*Set problem*:
Repeat the entire listing exactly.

*Stored rows*:
+++

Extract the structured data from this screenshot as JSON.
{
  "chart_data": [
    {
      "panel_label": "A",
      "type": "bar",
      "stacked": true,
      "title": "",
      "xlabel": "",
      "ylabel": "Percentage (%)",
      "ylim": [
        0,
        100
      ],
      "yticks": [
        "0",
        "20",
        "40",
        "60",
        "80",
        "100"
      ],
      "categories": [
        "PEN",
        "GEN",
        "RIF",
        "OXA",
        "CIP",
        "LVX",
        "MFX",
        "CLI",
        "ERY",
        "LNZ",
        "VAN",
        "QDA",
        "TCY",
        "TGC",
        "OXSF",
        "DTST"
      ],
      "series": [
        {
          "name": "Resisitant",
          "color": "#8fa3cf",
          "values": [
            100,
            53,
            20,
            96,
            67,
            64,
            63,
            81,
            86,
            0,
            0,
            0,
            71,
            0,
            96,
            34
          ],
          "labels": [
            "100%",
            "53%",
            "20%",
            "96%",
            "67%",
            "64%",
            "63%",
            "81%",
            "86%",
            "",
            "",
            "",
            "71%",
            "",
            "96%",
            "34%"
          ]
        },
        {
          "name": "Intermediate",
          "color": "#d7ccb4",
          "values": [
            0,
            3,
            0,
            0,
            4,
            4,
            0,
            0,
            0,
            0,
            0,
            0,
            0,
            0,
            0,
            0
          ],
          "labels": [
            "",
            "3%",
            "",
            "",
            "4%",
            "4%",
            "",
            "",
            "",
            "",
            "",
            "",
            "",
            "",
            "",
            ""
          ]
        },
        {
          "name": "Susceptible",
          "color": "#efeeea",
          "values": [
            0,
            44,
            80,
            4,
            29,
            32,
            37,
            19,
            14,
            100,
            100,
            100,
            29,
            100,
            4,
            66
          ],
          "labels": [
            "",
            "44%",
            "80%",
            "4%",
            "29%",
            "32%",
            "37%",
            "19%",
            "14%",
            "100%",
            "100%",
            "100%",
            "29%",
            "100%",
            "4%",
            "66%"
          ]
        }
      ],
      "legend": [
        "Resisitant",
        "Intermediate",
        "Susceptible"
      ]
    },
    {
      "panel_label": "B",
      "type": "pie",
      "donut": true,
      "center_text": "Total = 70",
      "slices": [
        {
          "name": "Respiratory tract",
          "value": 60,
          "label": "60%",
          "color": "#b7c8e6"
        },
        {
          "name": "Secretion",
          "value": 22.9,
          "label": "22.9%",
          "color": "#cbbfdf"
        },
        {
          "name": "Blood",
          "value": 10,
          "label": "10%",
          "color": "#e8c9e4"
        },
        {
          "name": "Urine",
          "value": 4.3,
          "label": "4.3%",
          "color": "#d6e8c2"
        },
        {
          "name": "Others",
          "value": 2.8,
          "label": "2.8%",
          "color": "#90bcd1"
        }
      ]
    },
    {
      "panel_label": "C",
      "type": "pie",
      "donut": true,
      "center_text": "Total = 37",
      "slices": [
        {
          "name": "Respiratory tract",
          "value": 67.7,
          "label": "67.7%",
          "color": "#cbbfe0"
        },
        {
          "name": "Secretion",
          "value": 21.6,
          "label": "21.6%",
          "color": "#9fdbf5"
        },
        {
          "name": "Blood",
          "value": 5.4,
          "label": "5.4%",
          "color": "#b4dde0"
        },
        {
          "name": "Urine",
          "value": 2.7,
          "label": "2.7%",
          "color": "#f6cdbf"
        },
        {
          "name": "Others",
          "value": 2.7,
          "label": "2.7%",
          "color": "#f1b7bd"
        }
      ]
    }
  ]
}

+++

*Solution for this problem*:
Extract the structured data from this screenshot as JSON.
{
  "chart_data": [
    {
      "panel_label": "A",
      "type": "bar",
      "stacked": true,
      "title": "",
      "xlabel": "",
      "ylabel": "Percentage (%)",
      "ylim": [
        0,
        100
      ],
      "yticks": [
        "0",
        "20",
        "40",
        "60",
        "80",
        "100"
      ],
      "categories": [
        "PEN",
        "GEN",
        "RIF",
        "OXA",
        "CIP",
        "LVX",
        "MFX",
        "CLI",
        "ERY",
        "LNZ",
        "VAN",
        "QDA",
        "TCY",
        "TGC",
        "OXSF",
        "DTST"
      ],
      "series": [
        {
          "name": "Resisitant",
          "color": "#8fa3cf",
          "values": [
            100,
            53,
            20,
            96,
            67,
            64,
            63,
            81,
            86,
            0,
            0,
            0,
            71,
            0,
            96,
            34
          ],
          "labels": [
            "100%",
            "53%",
            "20%",
            "96%",
            "67%",
            "64%",
            "63%",
            "81%",
            "86%",
            "",
            "",
            "",
            "71%",
            "",
            "96%",
            "34%"
          ]
        },
        {
          "name": "Intermediate",
          "color": "#d7ccb4",
          "values": [
            0,
            3,
            0,
            0,
            4,
            4,
            0,
            0,
            0,
            0,
            0,
            0,
            0,
            0,
            0,
            0
          ],
          "labels": [
            "",
            "3%",
            "",
            "",
            "4%",
            "4%",
            "",
            "",
            "",
            "",
            "",
            "",
            "",
            "",
            "",
            ""
          ]
        },
        {
          "name": "Susceptible",
          "color": "#efeeea",
          "values": [
            0,
            44,
            80,
            4,
            29,
            32,
            37,
            19,
            14,
            100,
            100,
            100,
            29,
            100,
            4,
            66
          ],
          "labels": [
            "",
            "44%",
            "80%",
            "4%",
            "29%",
            "32%",
            "37%",
            "19%",
            "14%",
            "100%",
            "100%",
            "100%",
            "29%",
            "100%",
            "4%",
            "66%"
          ]
        }
      ],
      "legend": [
        "Resisitant",
        "Intermediate",
        "Susceptible"
      ]
    },
    {
      "panel_label": "B",
      "type": "pie",
      "donut": true,
      "center_text": "Total = 70",
      "slices": [
        {
          "name": "Respiratory tract",
          "value": 60,
          "label": "60%",
          "color": "#b7c8e6"
        },
        {
          "name": "Secretion",
          "value": 22.9,
          "label": "22.9%",
          "color": "#cbbfdf"
        },
        {
          "name": "Blood",
          "value": 10,
          "label": "10%",
          "color": "#e8c9e4"
        },
        {
          "name": "Urine",
          "value": 4.3,
          "label": "4.3%",
          "color": "#d6e8c2"
        },
        {
          "name": "Others",
          "value": 2.8,
          "label": "2.8%",
          "color": "#90bcd1"
        }
      ]
    },
    {
      "panel_label": "C",
      "type": "pie",
      "donut": true,
      "center_text": "Total = 37",
      "slices": [
        {
          "name": "Respiratory tract",
          "value": 67.7,
          "label": "67.7%",
          "color": "#cbbfe0"
        },
        {
          "name": "Secretion",
          "value": 21.6,
          "label": "21.6%",
          "color": "#9fdbf5"
        },
        {
          "name": "Blood",
          "value": 5.4,
          "label": "5.4%",
          "color": "#b4dde0"
        },
        {
          "name": "Urine",
          "value": 2.7,
          "label": "2.7%",
          "color": "#f6cdbf"
        },
        {
          "name": "Others",
          "value": 2.7,
          "label": "2.7%",
          "color": "#f1b7bd"
        }
      ]
    }
  ]
}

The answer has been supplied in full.